## Do this
From the entries that follow, pick out all lines holding "data".

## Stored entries
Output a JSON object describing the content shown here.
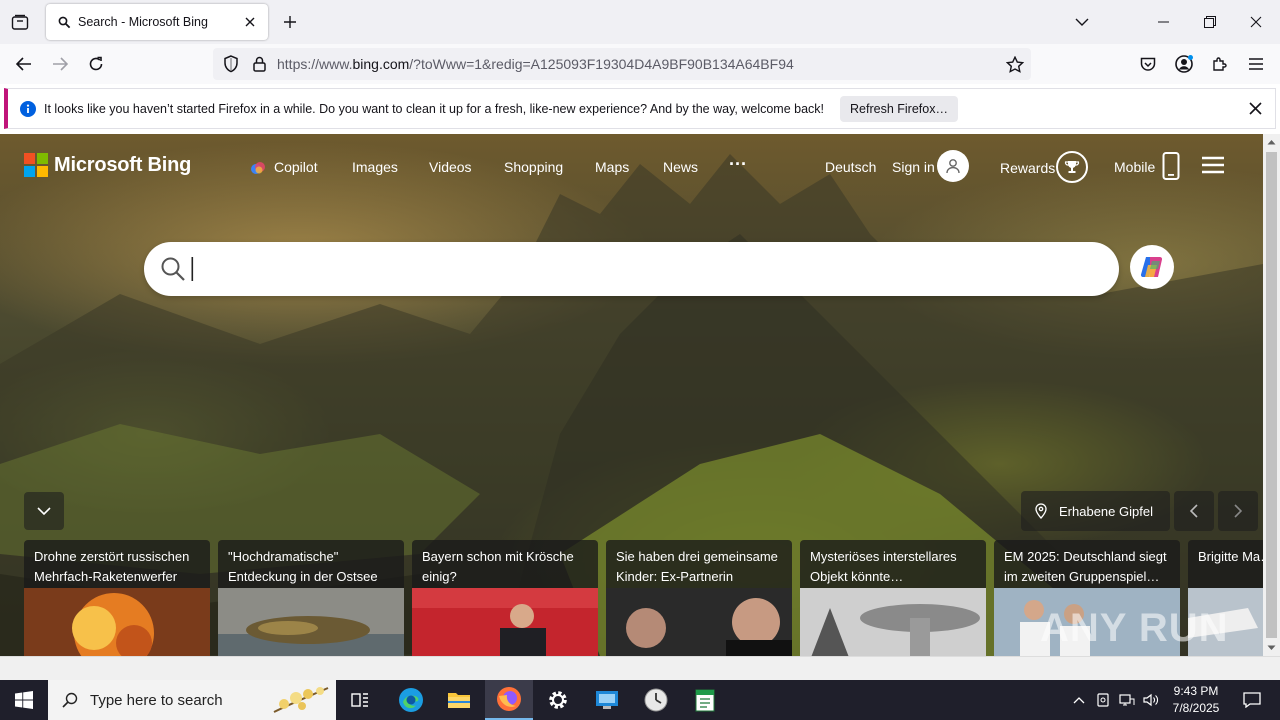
{
  "browser": {
    "tab": {
      "title": "Search - Microsoft Bing"
    },
    "url": {
      "prefix": "https://www.",
      "domain": "bing.com",
      "rest": "/?toWww=1&redig=A125093F19304D4A9BF90B134A64BF94"
    },
    "notification": {
      "message": "It looks like you haven’t started Firefox in a while. Do you want to clean it up for a fresh, like-new experience? And by the way, welcome back!",
      "button": "Refresh Firefox…"
    }
  },
  "bing": {
    "brand": "Microsoft Bing",
    "nav": {
      "copilot": "Copilot",
      "images": "Images",
      "videos": "Videos",
      "shopping": "Shopping",
      "maps": "Maps",
      "news": "News",
      "more": "···",
      "language": "Deutsch",
      "signin": "Sign in",
      "rewards": "Rewards",
      "mobile": "Mobile"
    },
    "search": {
      "value": ""
    },
    "location": "Erhabene Gipfel",
    "news": [
      {
        "title": "Drohne zerstört russischen Mehrfach-Raketenwerfer –…"
      },
      {
        "title": "\"Hochdramatische\" Entdeckung in der Ostsee"
      },
      {
        "title": "Bayern schon mit Krösche einig?"
      },
      {
        "title": "Sie haben drei gemeinsame Kinder: Ex-Partnerin Grimes…"
      },
      {
        "title": "Mysteriöses interstellares Objekt könnte…"
      },
      {
        "title": "EM 2025: Deutschland siegt im zweiten Gruppenspiel…"
      },
      {
        "title": "Brigitte Ma… Lady ignori…"
      }
    ],
    "watermark": "ANY RUN"
  },
  "taskbar": {
    "search_placeholder": "Type here to search",
    "time": "9:43 PM",
    "date": "7/8/2025"
  },
  "colors": {
    "accent_firefox": "#c0147a",
    "ms_red": "#f25022",
    "ms_green": "#7fba00",
    "ms_blue": "#00a4ef",
    "ms_yellow": "#ffb900"
  }
}
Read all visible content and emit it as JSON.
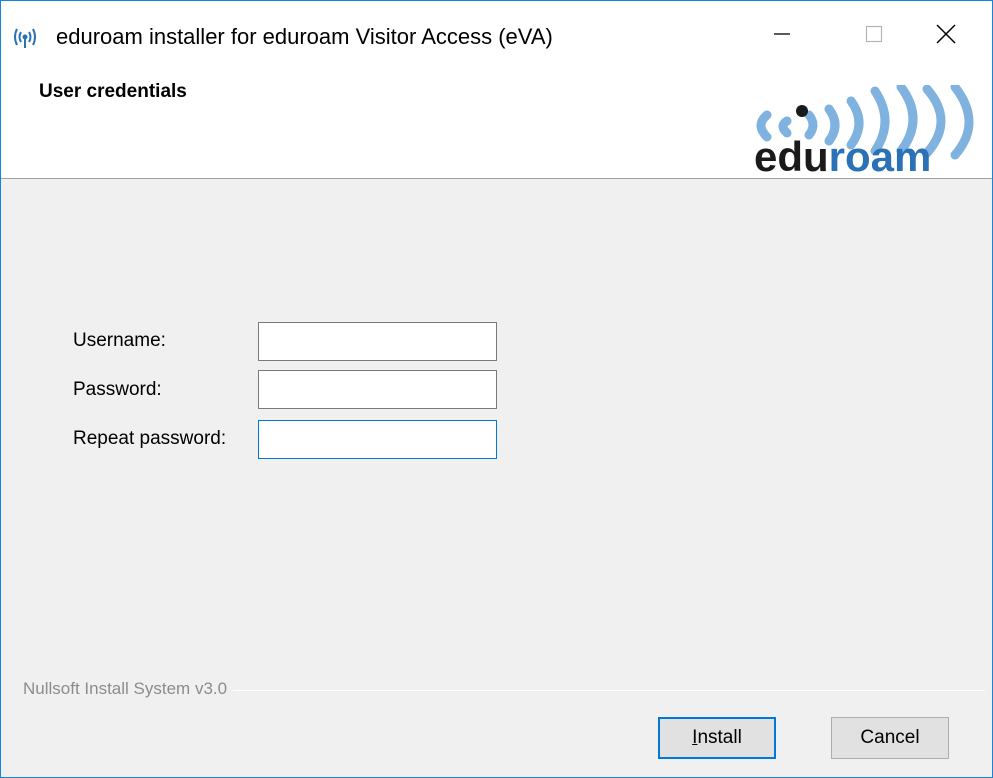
{
  "window": {
    "title": "eduroam installer for eduroam Visitor Access (eVA)"
  },
  "header": {
    "title": "User credentials",
    "logo_text": "eduroam",
    "logo_colors": {
      "edu": "#1a1a1a",
      "roam": "#2a72b5",
      "waves": "#7fb2df"
    }
  },
  "form": {
    "username_label": "Username:",
    "username_value": "",
    "password_label": "Password:",
    "password_value": "",
    "repeat_label": "Repeat password:",
    "repeat_value": ""
  },
  "footer": {
    "branding": "Nullsoft Install System v3.0",
    "install_label": "Install",
    "cancel_label": "Cancel"
  },
  "colors": {
    "accent": "#0078d7",
    "dialog_bg": "#f0f0f0"
  },
  "icons": [
    "eduroam-app-icon",
    "minimize-icon",
    "maximize-icon",
    "close-icon"
  ]
}
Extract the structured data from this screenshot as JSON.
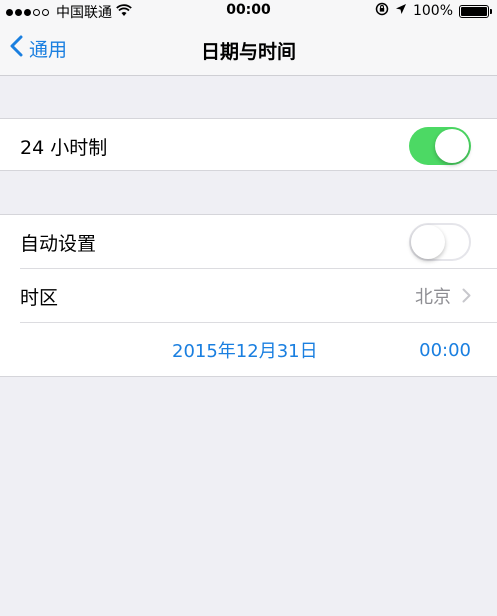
{
  "status_bar": {
    "signal_dots_filled": 3,
    "signal_dots_total": 5,
    "carrier": "中国联通",
    "wifi_icon": "wifi-icon",
    "time": "00:00",
    "lock_icon": "orientation-lock-icon",
    "location_icon": "location-arrow-icon",
    "battery_percent": "100%"
  },
  "nav": {
    "back_label": "通用",
    "title": "日期与时间"
  },
  "settings": {
    "hour24": {
      "label": "24 小时制",
      "enabled": true
    },
    "auto_set": {
      "label": "自动设置",
      "enabled": false
    },
    "timezone": {
      "label": "时区",
      "value": "北京"
    },
    "date": "2015年12月31日",
    "time": "00:00"
  },
  "colors": {
    "accent": "#1a7fe0",
    "toggle_on": "#4cd964",
    "background": "#efeff4"
  }
}
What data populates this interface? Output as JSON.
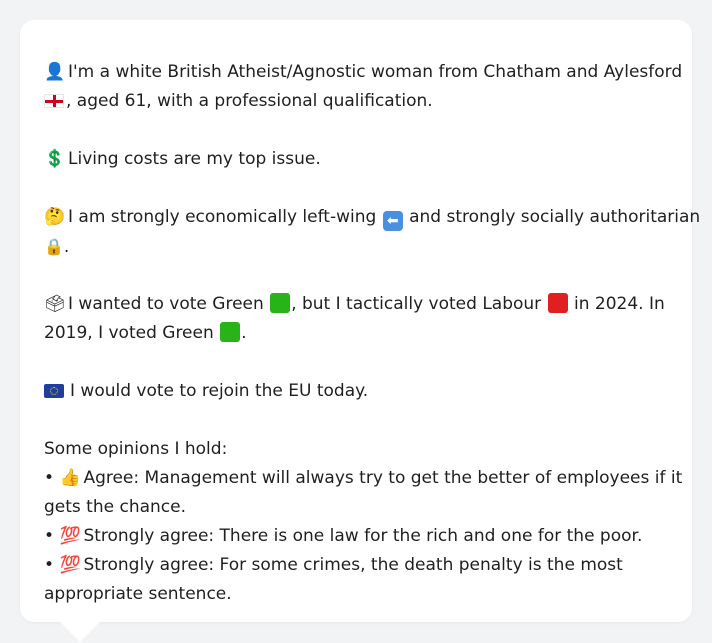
{
  "card": {
    "line1": "I'm a white British Atheist/Agnostic woman from Chatham and Aylesford",
    "line2": ", aged 61, with a professional qualification.",
    "line3": "Living costs are my top issue.",
    "line4_a": "I am strongly economically left-wing",
    "line4_b": "and strongly socially authoritarian",
    "line5": ".",
    "line6_a": "I wanted to vote Green",
    "line6_b": ", but I tactically voted Labour",
    "line6_c": "in 2024. In",
    "line7_a": "2019, I voted Green",
    "line7_b": ".",
    "line8": "I would vote to rejoin the EU today.",
    "opinions_header": "Some opinions I hold:",
    "op1_line1": "Agree: Management will always try to get the better of employees if it",
    "op1_line2": "gets the chance.",
    "op2_line1": "Strongly agree: There is one law for the rich and one for the poor.",
    "op3_line1": "Strongly agree: For some crimes, the death penalty is the most",
    "op3_line2": "appropriate sentence."
  },
  "icons": {
    "person": "bust-in-silhouette-icon",
    "flag": "england-flag-icon",
    "dollar": "dollar-icon",
    "thinking": "thinking-face-icon",
    "left_arrow": "left-arrow-icon",
    "lock": "lock-icon",
    "ballot": "ballot-box-icon",
    "green_square": "green-square-icon",
    "red_square": "red-square-icon",
    "eu_flag": "eu-flag-icon",
    "thumbs_up": "thumbs-up-icon",
    "hundred": "hundred-points-icon"
  },
  "colors": {
    "background": "#f2f3f5",
    "card": "#ffffff",
    "text": "#1f1f1f",
    "green": "#28b318",
    "red": "#e02020",
    "eu_blue": "#1f3f9b"
  }
}
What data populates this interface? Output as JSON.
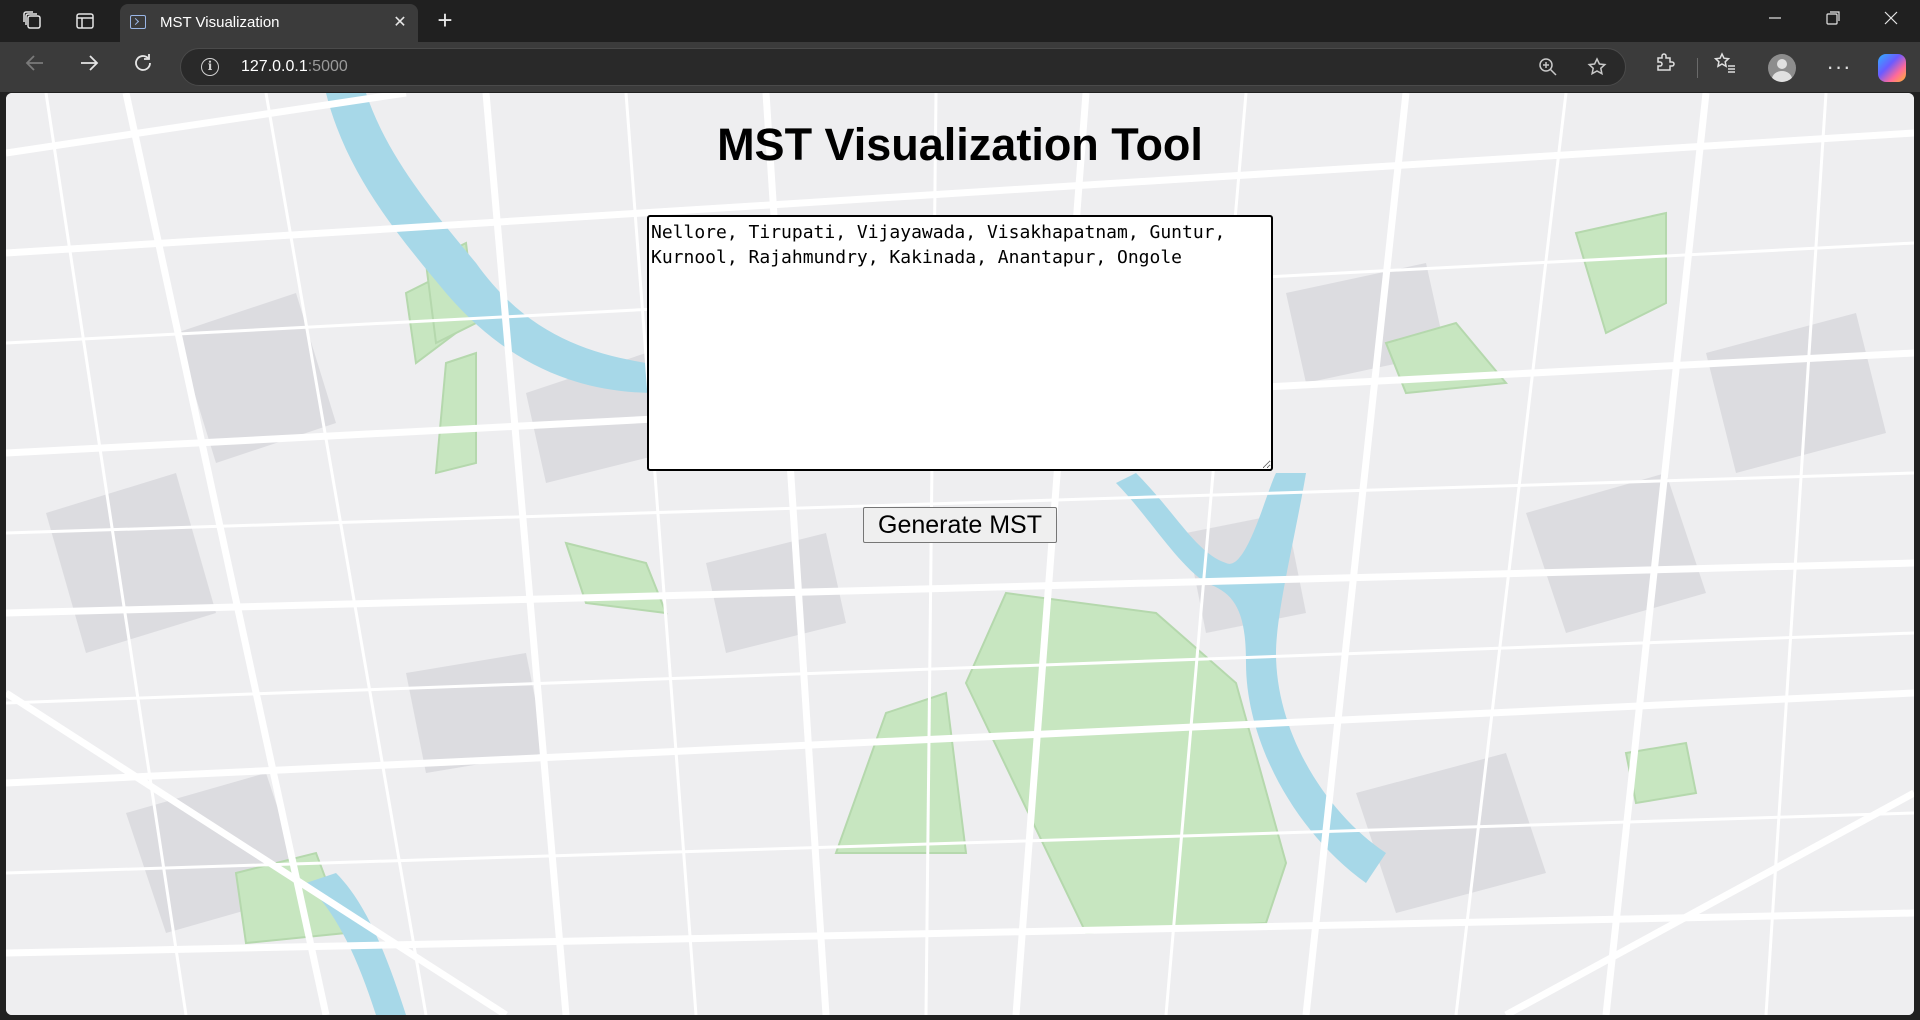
{
  "browser": {
    "tab_title": "MST Visualization",
    "tab_close_glyph": "✕",
    "new_tab_glyph": "+",
    "url_host": "127.0.0.1",
    "url_port": ":5000",
    "icons": [
      "workspaces-icon",
      "tab-actions-icon",
      "close-icon",
      "new-tab-icon",
      "minimize-icon",
      "maximize-icon",
      "window-close-icon",
      "back-icon",
      "forward-icon",
      "refresh-icon",
      "site-info-icon",
      "zoom-icon",
      "favorite-star-icon",
      "extensions-icon",
      "favorites-icon",
      "profile-icon",
      "more-icon",
      "copilot-icon"
    ]
  },
  "page": {
    "title": "MST Visualization Tool",
    "input_value": "Nellore, Tirupati, Vijayawada, Visakhapatnam, Guntur, Kurnool, Rajahmundry, Kakinada, Anantapur, Ongole",
    "button_label": "Generate MST"
  },
  "colors": {
    "map_background": "#eeeef0",
    "map_water": "#a7d8e8",
    "map_park": "#c7e6c0",
    "map_block": "#dcdce0"
  }
}
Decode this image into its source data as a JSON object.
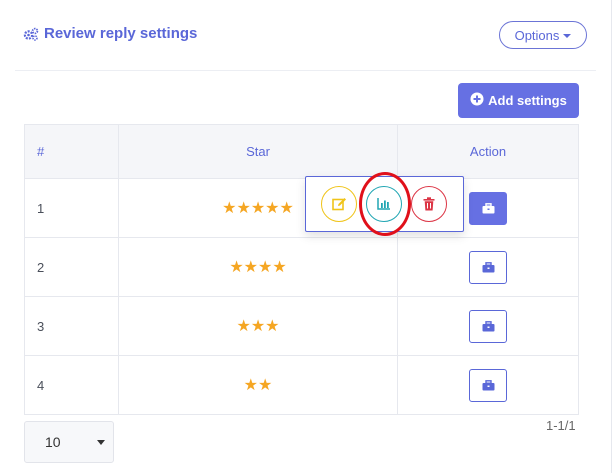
{
  "header": {
    "title": "Review reply settings",
    "title_icon": "gears-icon",
    "options_label": "Options"
  },
  "toolbar": {
    "add_label": "Add settings",
    "add_icon": "plus-circle-icon"
  },
  "table": {
    "columns": [
      "#",
      "Star",
      "Action"
    ],
    "rows": [
      {
        "num": "1",
        "stars": "★★★★★"
      },
      {
        "num": "2",
        "stars": "★★★★"
      },
      {
        "num": "3",
        "stars": "★★★"
      },
      {
        "num": "4",
        "stars": "★★"
      }
    ],
    "action_icon": "briefcase-icon",
    "action_menu": [
      {
        "icon": "edit-icon",
        "color": "#f0c419"
      },
      {
        "icon": "bar-chart-icon",
        "color": "#22a6b3"
      },
      {
        "icon": "trash-icon",
        "color": "#dc3545"
      }
    ]
  },
  "pagination": {
    "page_size": "10",
    "page_info": "1-1/1"
  },
  "colors": {
    "accent": "#5a67d8",
    "button": "#6670e3",
    "star": "#f5a623",
    "highlight": "#e0101a"
  }
}
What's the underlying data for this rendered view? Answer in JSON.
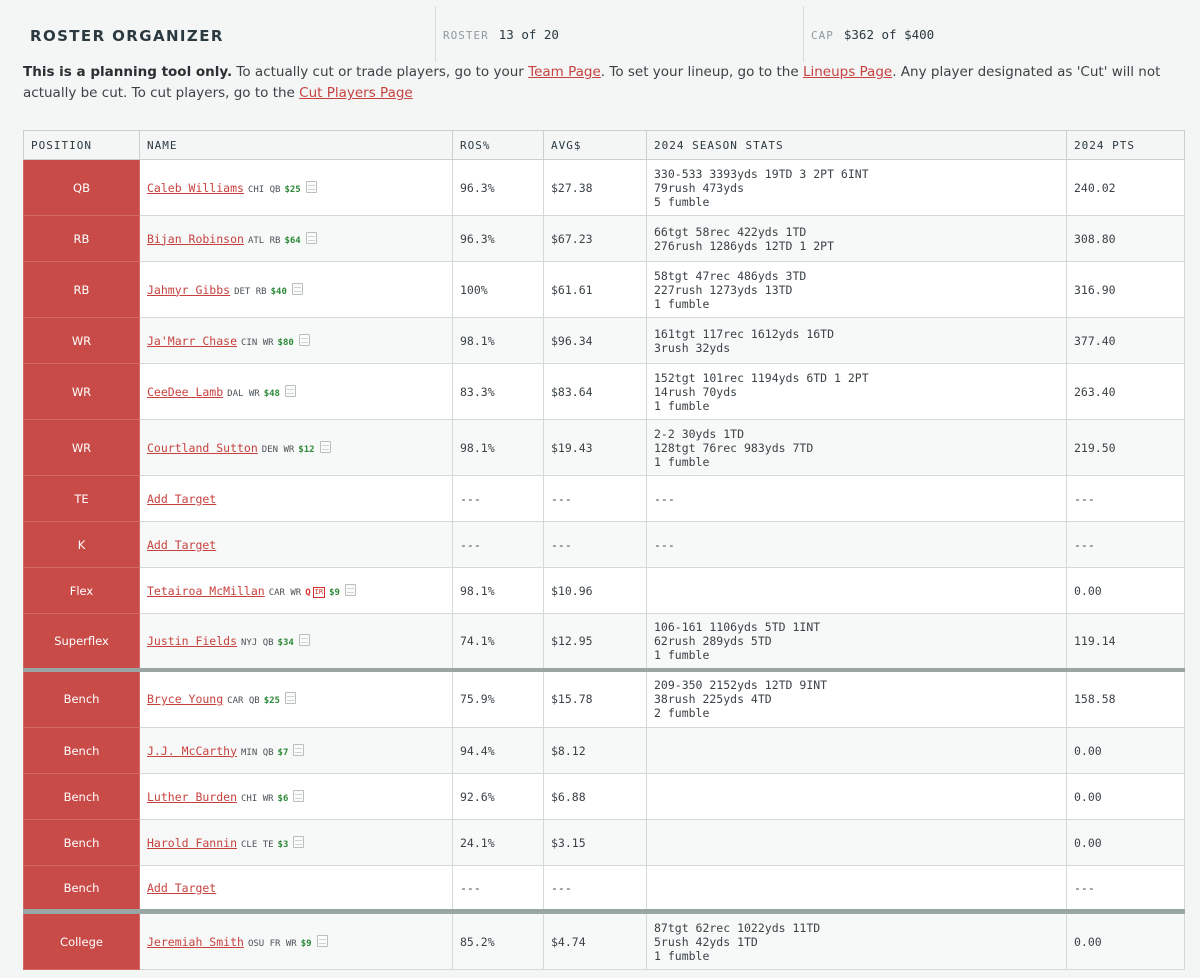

## Response to the task
Extract the structured data from this screenshot as JSON.
What data populates this interface? Output as JSON.
What data populates this interface? Output as JSON.
Decode this image into its source data as a JSON object.
What's the underlying data for this rendered view? Answer in JSON.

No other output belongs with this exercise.